- [WHAT YOU SHOULD DO]:
Repeat the material exactly, leaving nothing out.

--- Start MATERIAL PROVIDED ---

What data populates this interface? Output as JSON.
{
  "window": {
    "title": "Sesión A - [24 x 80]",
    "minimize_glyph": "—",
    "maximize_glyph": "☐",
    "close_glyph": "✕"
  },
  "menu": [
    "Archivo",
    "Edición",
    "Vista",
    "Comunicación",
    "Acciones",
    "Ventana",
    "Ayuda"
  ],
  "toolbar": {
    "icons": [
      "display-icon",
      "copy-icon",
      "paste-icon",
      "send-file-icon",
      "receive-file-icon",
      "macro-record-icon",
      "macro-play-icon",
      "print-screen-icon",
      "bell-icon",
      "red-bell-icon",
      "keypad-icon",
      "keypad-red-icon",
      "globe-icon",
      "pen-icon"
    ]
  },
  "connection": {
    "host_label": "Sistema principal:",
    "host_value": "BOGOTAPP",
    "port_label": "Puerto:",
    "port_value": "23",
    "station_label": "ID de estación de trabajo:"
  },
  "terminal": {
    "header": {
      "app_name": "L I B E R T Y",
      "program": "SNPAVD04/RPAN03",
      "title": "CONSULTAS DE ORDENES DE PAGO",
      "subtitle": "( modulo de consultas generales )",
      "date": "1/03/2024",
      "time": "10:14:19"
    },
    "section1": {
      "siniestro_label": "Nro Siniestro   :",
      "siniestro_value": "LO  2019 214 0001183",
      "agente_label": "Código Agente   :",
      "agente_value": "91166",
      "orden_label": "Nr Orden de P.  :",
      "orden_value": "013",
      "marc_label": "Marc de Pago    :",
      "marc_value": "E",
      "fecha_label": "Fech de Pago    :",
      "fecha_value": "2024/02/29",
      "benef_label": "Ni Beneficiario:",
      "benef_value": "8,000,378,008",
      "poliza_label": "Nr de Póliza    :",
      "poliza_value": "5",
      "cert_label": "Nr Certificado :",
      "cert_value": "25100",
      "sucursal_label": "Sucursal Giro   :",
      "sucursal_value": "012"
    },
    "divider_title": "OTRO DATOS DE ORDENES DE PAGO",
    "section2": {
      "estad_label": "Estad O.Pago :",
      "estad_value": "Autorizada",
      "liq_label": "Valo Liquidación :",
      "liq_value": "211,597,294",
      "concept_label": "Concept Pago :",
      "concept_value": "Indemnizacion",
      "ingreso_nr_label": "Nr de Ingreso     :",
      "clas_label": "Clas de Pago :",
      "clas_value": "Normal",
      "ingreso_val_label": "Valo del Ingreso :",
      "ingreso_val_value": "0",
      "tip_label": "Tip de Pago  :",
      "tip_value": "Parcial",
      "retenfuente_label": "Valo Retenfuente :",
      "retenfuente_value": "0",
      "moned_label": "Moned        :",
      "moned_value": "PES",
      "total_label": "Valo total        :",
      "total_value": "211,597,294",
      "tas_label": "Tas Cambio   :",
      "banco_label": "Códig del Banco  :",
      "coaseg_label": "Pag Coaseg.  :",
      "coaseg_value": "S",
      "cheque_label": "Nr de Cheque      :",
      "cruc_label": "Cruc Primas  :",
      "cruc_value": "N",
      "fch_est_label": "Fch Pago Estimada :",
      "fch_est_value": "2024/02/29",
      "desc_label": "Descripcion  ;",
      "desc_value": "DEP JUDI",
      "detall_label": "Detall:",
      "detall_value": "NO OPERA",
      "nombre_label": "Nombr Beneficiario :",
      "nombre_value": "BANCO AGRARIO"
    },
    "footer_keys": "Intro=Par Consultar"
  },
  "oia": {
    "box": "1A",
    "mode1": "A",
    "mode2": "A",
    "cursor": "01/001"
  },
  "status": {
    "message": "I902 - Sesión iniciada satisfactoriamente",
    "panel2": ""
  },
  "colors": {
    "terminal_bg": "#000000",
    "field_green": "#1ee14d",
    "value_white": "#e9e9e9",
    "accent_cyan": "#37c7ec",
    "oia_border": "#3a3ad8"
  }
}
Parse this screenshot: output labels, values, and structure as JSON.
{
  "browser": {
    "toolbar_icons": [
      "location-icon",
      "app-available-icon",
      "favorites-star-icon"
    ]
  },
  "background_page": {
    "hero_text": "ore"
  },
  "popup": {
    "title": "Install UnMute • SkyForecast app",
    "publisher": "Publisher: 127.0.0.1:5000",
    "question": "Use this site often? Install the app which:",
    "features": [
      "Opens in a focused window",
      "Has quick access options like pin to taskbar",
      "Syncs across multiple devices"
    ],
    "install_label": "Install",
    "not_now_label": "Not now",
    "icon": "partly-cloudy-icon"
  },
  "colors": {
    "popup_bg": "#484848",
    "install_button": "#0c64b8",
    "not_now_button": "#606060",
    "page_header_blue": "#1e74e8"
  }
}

--- End MATERIAL PROVIDED ---

- [EXERCISE SOLUTION]:
What data populates this interface? Output as JSON.
{
  "window": {
    "title": "Sesión A - [24 x 80]",
    "minimize_glyph": "—",
    "maximize_glyph": "☐",
    "close_glyph": "✕"
  },
  "menu": [
    "Archivo",
    "Edición",
    "Vista",
    "Comunicación",
    "Acciones",
    "Ventana",
    "Ayuda"
  ],
  "toolbar": {
    "icons": [
      "display-icon",
      "copy-icon",
      "paste-icon",
      "send-file-icon",
      "receive-file-icon",
      "macro-record-icon",
      "macro-play-icon",
      "print-screen-icon",
      "bell-icon",
      "red-bell-icon",
      "keypad-icon",
      "keypad-red-icon",
      "globe-icon",
      "pen-icon"
    ]
  },
  "connection": {
    "host_label": "Sistema principal:",
    "host_value": "BOGOTAPP",
    "port_label": "Puerto:",
    "port_value": "23",
    "station_label": "ID de estación de trabajo:"
  },
  "terminal": {
    "header": {
      "app_name": "L I B E R T Y",
      "program": "SNPAVD04/RPAN03",
      "title": "CONSULTAS DE ORDENES DE PAGO",
      "subtitle": "( modulo de consultas generales )",
      "date": "1/03/2024",
      "time": "10:14:19"
    },
    "section1": {
      "siniestro_label": "Nro Siniestro   :",
      "siniestro_value": "LO  2019 214 0001183",
      "agente_label": "Código Agente   :",
      "agente_value": "91166",
      "orden_label": "Nr Orden de P.  :",
      "orden_value": "013",
      "marc_label": "Marc de Pago    :",
      "marc_value": "E",
      "fecha_label": "Fech de Pago    :",
      "fecha_value": "2024/02/29",
      "benef_label": "Ni Beneficiario:",
      "benef_value": "8,000,378,008",
      "poliza_label": "Nr de Póliza    :",
      "poliza_value": "5",
      "cert_label": "Nr Certificado :",
      "cert_value": "25100",
      "sucursal_label": "Sucursal Giro   :",
      "sucursal_value": "012"
    },
    "divider_title": "OTRO DATOS DE ORDENES DE PAGO",
    "section2": {
      "estad_label": "Estad O.Pago :",
      "estad_value": "Autorizada",
      "liq_label": "Valo Liquidación :",
      "liq_value": "211,597,294",
      "concept_label": "Concept Pago :",
      "concept_value": "Indemnizacion",
      "ingreso_nr_label": "Nr de Ingreso     :",
      "clas_label": "Clas de Pago :",
      "clas_value": "Normal",
      "ingreso_val_label": "Valo del Ingreso :",
      "ingreso_val_value": "0",
      "tip_label": "Tip de Pago  :",
      "tip_value": "Parcial",
      "retenfuente_label": "Valo Retenfuente :",
      "retenfuente_value": "0",
      "moned_label": "Moned        :",
      "moned_value": "PES",
      "total_label": "Valo total        :",
      "total_value": "211,597,294",
      "tas_label": "Tas Cambio   :",
      "banco_label": "Códig del Banco  :",
      "coaseg_label": "Pag Coaseg.  :",
      "coaseg_value": "S",
      "cheque_label": "Nr de Cheque      :",
      "cruc_label": "Cruc Primas  :",
      "cruc_value": "N",
      "fch_est_label": "Fch Pago Estimada :",
      "fch_est_value": "2024/02/29",
      "desc_label": "Descripcion  ;",
      "desc_value": "DEP JUDI",
      "detall_label": "Detall:",
      "detall_value": "NO OPERA",
      "nombre_label": "Nombr Beneficiario :",
      "nombre_value": "BANCO AGRARIO"
    },
    "footer_keys": "Intro=Par Consultar"
  },
  "oia": {
    "box": "1A",
    "mode1": "A",
    "mode2": "A",
    "cursor": "01/001"
  },
  "status": {
    "message": "I902 - Sesión iniciada satisfactoriamente",
    "panel2": ""
  },
  "colors": {
    "terminal_bg": "#000000",
    "field_green": "#1ee14d",
    "value_white": "#e9e9e9",
    "accent_cyan": "#37c7ec",
    "oia_border": "#3a3ad8"
  }
}
Parse this screenshot: output labels, values, and structure as JSON.
{
  "browser": {
    "toolbar_icons": [
      "location-icon",
      "app-available-icon",
      "favorites-star-icon"
    ]
  },
  "background_page": {
    "hero_text": "ore"
  },
  "popup": {
    "title": "Install UnMute • SkyForecast app",
    "publisher": "Publisher: 127.0.0.1:5000",
    "question": "Use this site often? Install the app which:",
    "features": [
      "Opens in a focused window",
      "Has quick access options like pin to taskbar",
      "Syncs across multiple devices"
    ],
    "install_label": "Install",
    "not_now_label": "Not now",
    "icon": "partly-cloudy-icon"
  },
  "colors": {
    "popup_bg": "#484848",
    "install_button": "#0c64b8",
    "not_now_button": "#606060",
    "page_header_blue": "#1e74e8"
  }
}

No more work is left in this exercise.